-- Set task --
List all lines of the data containing the word "America".

───── Task data ─────

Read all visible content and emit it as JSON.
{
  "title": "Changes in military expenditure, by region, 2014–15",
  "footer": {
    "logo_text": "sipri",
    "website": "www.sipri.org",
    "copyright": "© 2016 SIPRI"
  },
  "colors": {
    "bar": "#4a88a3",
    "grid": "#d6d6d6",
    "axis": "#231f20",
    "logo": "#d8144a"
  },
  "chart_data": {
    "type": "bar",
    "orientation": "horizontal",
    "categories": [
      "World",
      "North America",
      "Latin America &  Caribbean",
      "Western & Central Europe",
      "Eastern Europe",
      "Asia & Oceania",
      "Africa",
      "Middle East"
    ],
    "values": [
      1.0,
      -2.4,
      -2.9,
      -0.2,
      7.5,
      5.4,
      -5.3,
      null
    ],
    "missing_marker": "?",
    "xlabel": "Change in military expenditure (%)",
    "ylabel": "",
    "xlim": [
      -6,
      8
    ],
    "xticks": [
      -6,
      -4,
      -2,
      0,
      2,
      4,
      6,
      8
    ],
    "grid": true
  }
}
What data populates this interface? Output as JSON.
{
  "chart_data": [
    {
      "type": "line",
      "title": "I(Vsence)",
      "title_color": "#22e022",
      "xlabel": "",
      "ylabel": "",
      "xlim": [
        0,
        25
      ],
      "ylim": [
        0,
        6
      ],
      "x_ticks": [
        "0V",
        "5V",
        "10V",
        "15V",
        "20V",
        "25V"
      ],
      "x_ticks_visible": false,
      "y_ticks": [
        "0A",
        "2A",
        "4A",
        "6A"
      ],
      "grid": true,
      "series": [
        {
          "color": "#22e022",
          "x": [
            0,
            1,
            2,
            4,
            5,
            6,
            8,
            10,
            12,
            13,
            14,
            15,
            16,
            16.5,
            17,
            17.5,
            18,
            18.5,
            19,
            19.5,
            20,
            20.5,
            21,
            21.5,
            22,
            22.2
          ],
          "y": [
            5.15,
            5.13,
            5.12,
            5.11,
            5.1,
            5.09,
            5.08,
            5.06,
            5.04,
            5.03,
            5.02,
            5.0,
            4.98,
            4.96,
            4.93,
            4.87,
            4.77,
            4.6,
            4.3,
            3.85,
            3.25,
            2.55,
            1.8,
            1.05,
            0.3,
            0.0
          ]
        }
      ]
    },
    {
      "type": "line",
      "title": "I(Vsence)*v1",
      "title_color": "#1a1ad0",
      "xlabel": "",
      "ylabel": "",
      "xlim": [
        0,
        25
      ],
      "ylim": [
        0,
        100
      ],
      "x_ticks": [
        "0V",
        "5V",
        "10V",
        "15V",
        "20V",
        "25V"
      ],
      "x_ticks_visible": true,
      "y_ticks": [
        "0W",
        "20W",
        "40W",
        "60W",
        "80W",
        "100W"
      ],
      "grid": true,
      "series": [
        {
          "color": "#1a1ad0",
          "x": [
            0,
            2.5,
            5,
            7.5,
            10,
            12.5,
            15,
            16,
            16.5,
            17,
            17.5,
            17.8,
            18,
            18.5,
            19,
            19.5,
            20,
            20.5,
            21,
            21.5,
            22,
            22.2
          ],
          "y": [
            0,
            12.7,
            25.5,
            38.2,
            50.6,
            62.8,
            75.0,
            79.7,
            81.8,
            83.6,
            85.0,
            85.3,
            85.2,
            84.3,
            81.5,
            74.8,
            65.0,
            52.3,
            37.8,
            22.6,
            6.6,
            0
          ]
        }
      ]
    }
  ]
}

─────

-- Answer for this exercise --
      "North America",
      "Latin America &  Caribbean",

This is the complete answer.